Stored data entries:
------
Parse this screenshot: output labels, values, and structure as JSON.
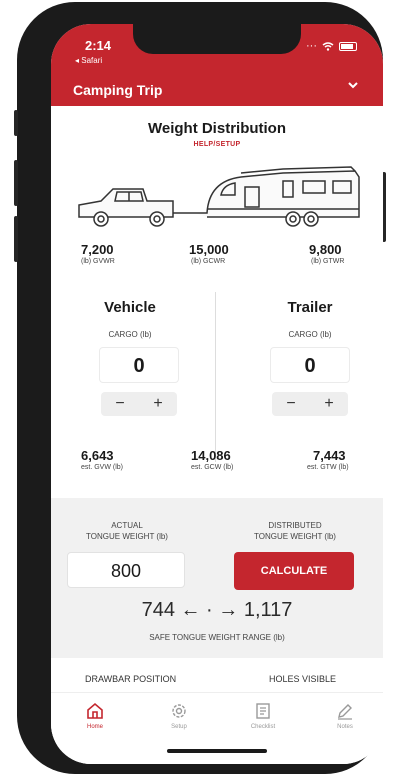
{
  "status": {
    "time": "2:14",
    "back_label": "◂ Safari"
  },
  "header": {
    "title": "Camping Trip",
    "chevron": "chevron-down-icon"
  },
  "page": {
    "title": "Weight Distribution",
    "help": "HELP/SETUP"
  },
  "ratings": {
    "gvwr": {
      "value": "7,200",
      "label": "(lb) GVWR"
    },
    "gcwr": {
      "value": "15,000",
      "label": "(lb) GCWR"
    },
    "gtwr": {
      "value": "9,800",
      "label": "(lb) GTWR"
    }
  },
  "vehicle": {
    "title": "Vehicle",
    "cargo_label": "CARGO (lb)",
    "cargo_value": "0"
  },
  "trailer": {
    "title": "Trailer",
    "cargo_label": "CARGO (lb)",
    "cargo_value": "0"
  },
  "stepper": {
    "minus": "−",
    "plus": "+"
  },
  "estimates": {
    "gvw": {
      "value": "6,643",
      "label": "est. GVW (lb)"
    },
    "gcw": {
      "value": "14,086",
      "label": "est. GCW (lb)"
    },
    "gtw": {
      "value": "7,443",
      "label": "est. GTW (lb)"
    }
  },
  "tongue": {
    "actual_label_1": "ACTUAL",
    "actual_label_2": "TONGUE WEIGHT (lb)",
    "actual_value": "800",
    "dist_label_1": "DISTRIBUTED",
    "dist_label_2": "TONGUE WEIGHT (lb)",
    "calculate": "CALCULATE",
    "range_text": "744 ← · → 1,117",
    "range_label": "SAFE TONGUE WEIGHT RANGE (lb)"
  },
  "bottom": {
    "drawbar": "DRAWBAR POSITION",
    "holes": "HOLES VISIBLE"
  },
  "tabs": [
    {
      "label": "Home",
      "icon": "home-icon"
    },
    {
      "label": "Setup",
      "icon": "gear-icon"
    },
    {
      "label": "Checklist",
      "icon": "checklist-icon"
    },
    {
      "label": "Notes",
      "icon": "pencil-icon"
    }
  ],
  "colors": {
    "brand_red": "#c4262e",
    "panel_gray": "#f1f1f1"
  }
}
------
● **GIVEN EXERCISE**
Copy each line holding the word "title" from the listing above.

● **RESULT**
    "title": "Camping Trip",
    "title": "Weight Distribution",
    "title": "Vehicle",
    "title": "Trailer",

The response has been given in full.